→ **Data extracted from a collection**
┌────────
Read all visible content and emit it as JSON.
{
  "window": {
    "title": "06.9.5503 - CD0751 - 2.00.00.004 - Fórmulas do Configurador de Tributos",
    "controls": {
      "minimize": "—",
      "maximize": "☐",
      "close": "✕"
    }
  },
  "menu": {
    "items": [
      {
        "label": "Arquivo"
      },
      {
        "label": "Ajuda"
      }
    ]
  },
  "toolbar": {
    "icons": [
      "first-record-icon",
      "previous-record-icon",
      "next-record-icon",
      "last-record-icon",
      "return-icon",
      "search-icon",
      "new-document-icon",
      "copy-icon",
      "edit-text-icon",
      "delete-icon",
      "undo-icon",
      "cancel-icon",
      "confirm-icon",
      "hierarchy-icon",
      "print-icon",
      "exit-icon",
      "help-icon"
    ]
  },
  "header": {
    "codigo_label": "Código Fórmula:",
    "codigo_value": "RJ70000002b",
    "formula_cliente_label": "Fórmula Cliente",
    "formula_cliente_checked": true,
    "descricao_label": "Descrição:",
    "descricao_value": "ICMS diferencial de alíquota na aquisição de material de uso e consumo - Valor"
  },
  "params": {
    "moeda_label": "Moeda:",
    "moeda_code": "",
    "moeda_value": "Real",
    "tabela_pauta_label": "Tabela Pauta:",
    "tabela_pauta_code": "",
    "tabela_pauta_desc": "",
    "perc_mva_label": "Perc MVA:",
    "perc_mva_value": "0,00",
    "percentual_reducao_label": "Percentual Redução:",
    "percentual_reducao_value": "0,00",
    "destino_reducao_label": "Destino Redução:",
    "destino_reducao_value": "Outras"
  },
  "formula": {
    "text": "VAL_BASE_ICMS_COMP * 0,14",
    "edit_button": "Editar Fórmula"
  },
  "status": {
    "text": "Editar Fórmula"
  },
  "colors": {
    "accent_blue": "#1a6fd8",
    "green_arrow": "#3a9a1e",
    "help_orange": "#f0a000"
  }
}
└────────
→ **GOAL**
Give back the whole listing exactly as it reads.

→ **CORRECT RESPONSE**
Read all visible content and emit it as JSON.
{
  "window": {
    "title": "06.9.5503 - CD0751 - 2.00.00.004 - Fórmulas do Configurador de Tributos",
    "controls": {
      "minimize": "—",
      "maximize": "☐",
      "close": "✕"
    }
  },
  "menu": {
    "items": [
      {
        "label": "Arquivo"
      },
      {
        "label": "Ajuda"
      }
    ]
  },
  "toolbar": {
    "icons": [
      "first-record-icon",
      "previous-record-icon",
      "next-record-icon",
      "last-record-icon",
      "return-icon",
      "search-icon",
      "new-document-icon",
      "copy-icon",
      "edit-text-icon",
      "delete-icon",
      "undo-icon",
      "cancel-icon",
      "confirm-icon",
      "hierarchy-icon",
      "print-icon",
      "exit-icon",
      "help-icon"
    ]
  },
  "header": {
    "codigo_label": "Código Fórmula:",
    "codigo_value": "RJ70000002b",
    "formula_cliente_label": "Fórmula Cliente",
    "formula_cliente_checked": true,
    "descricao_label": "Descrição:",
    "descricao_value": "ICMS diferencial de alíquota na aquisição de material de uso e consumo - Valor"
  },
  "params": {
    "moeda_label": "Moeda:",
    "moeda_code": "",
    "moeda_value": "Real",
    "tabela_pauta_label": "Tabela Pauta:",
    "tabela_pauta_code": "",
    "tabela_pauta_desc": "",
    "perc_mva_label": "Perc MVA:",
    "perc_mva_value": "0,00",
    "percentual_reducao_label": "Percentual Redução:",
    "percentual_reducao_value": "0,00",
    "destino_reducao_label": "Destino Redução:",
    "destino_reducao_value": "Outras"
  },
  "formula": {
    "text": "VAL_BASE_ICMS_COMP * 0,14",
    "edit_button": "Editar Fórmula"
  },
  "status": {
    "text": "Editar Fórmula"
  },
  "colors": {
    "accent_blue": "#1a6fd8",
    "green_arrow": "#3a9a1e",
    "help_orange": "#f0a000"
  }
}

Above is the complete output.